— START OF Raw data —

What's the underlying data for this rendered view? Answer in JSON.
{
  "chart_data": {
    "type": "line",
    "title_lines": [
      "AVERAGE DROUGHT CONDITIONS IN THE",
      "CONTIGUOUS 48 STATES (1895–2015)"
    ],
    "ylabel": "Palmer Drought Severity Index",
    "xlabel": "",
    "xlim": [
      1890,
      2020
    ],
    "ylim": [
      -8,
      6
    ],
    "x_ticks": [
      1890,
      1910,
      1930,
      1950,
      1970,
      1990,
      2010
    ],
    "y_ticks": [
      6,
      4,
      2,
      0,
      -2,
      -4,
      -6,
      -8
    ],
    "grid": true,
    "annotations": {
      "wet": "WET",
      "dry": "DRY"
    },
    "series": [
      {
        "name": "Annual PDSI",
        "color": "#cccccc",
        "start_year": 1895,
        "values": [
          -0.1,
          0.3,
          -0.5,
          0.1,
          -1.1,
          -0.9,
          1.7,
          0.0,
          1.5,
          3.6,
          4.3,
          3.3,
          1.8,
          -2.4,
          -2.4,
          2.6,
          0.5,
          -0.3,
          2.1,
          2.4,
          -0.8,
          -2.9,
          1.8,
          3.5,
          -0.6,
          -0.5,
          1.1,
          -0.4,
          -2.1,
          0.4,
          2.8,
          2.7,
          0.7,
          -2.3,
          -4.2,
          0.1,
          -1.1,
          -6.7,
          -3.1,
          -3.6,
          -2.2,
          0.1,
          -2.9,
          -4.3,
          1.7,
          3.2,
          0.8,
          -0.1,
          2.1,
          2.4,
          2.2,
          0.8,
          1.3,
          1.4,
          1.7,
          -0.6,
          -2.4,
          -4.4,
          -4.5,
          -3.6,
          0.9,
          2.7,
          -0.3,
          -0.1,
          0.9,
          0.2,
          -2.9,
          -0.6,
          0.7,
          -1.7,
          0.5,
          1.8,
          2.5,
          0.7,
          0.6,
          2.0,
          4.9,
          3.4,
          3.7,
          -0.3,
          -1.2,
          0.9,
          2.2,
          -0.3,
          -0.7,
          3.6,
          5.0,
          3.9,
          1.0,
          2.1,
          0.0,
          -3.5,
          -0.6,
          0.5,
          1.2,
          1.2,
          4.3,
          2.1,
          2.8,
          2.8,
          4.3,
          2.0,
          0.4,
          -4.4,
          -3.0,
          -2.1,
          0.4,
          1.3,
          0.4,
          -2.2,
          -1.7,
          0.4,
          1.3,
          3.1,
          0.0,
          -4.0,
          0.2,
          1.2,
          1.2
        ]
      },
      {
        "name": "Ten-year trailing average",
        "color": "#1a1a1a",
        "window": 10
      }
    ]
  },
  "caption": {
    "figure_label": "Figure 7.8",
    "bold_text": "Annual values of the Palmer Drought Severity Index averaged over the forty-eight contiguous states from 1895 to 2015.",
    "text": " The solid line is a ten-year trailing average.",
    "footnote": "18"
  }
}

— END OF Raw data —

Instructions for the task:
The whole listing above needs to be written out again exactly.

Exercise output:
What's the underlying data for this rendered view? Answer in JSON.
{
  "chart_data": {
    "type": "line",
    "title_lines": [
      "AVERAGE DROUGHT CONDITIONS IN THE",
      "CONTIGUOUS 48 STATES (1895–2015)"
    ],
    "ylabel": "Palmer Drought Severity Index",
    "xlabel": "",
    "xlim": [
      1890,
      2020
    ],
    "ylim": [
      -8,
      6
    ],
    "x_ticks": [
      1890,
      1910,
      1930,
      1950,
      1970,
      1990,
      2010
    ],
    "y_ticks": [
      6,
      4,
      2,
      0,
      -2,
      -4,
      -6,
      -8
    ],
    "grid": true,
    "annotations": {
      "wet": "WET",
      "dry": "DRY"
    },
    "series": [
      {
        "name": "Annual PDSI",
        "color": "#cccccc",
        "start_year": 1895,
        "values": [
          -0.1,
          0.3,
          -0.5,
          0.1,
          -1.1,
          -0.9,
          1.7,
          0.0,
          1.5,
          3.6,
          4.3,
          3.3,
          1.8,
          -2.4,
          -2.4,
          2.6,
          0.5,
          -0.3,
          2.1,
          2.4,
          -0.8,
          -2.9,
          1.8,
          3.5,
          -0.6,
          -0.5,
          1.1,
          -0.4,
          -2.1,
          0.4,
          2.8,
          2.7,
          0.7,
          -2.3,
          -4.2,
          0.1,
          -1.1,
          -6.7,
          -3.1,
          -3.6,
          -2.2,
          0.1,
          -2.9,
          -4.3,
          1.7,
          3.2,
          0.8,
          -0.1,
          2.1,
          2.4,
          2.2,
          0.8,
          1.3,
          1.4,
          1.7,
          -0.6,
          -2.4,
          -4.4,
          -4.5,
          -3.6,
          0.9,
          2.7,
          -0.3,
          -0.1,
          0.9,
          0.2,
          -2.9,
          -0.6,
          0.7,
          -1.7,
          0.5,
          1.8,
          2.5,
          0.7,
          0.6,
          2.0,
          4.9,
          3.4,
          3.7,
          -0.3,
          -1.2,
          0.9,
          2.2,
          -0.3,
          -0.7,
          3.6,
          5.0,
          3.9,
          1.0,
          2.1,
          0.0,
          -3.5,
          -0.6,
          0.5,
          1.2,
          1.2,
          4.3,
          2.1,
          2.8,
          2.8,
          4.3,
          2.0,
          0.4,
          -4.4,
          -3.0,
          -2.1,
          0.4,
          1.3,
          0.4,
          -2.2,
          -1.7,
          0.4,
          1.3,
          3.1,
          0.0,
          -4.0,
          0.2,
          1.2,
          1.2
        ]
      },
      {
        "name": "Ten-year trailing average",
        "color": "#1a1a1a",
        "window": 10
      }
    ]
  },
  "caption": {
    "figure_label": "Figure 7.8",
    "bold_text": "Annual values of the Palmer Drought Severity Index averaged over the forty-eight contiguous states from 1895 to 2015.",
    "text": " The solid line is a ten-year trailing average.",
    "footnote": "18"
  }
}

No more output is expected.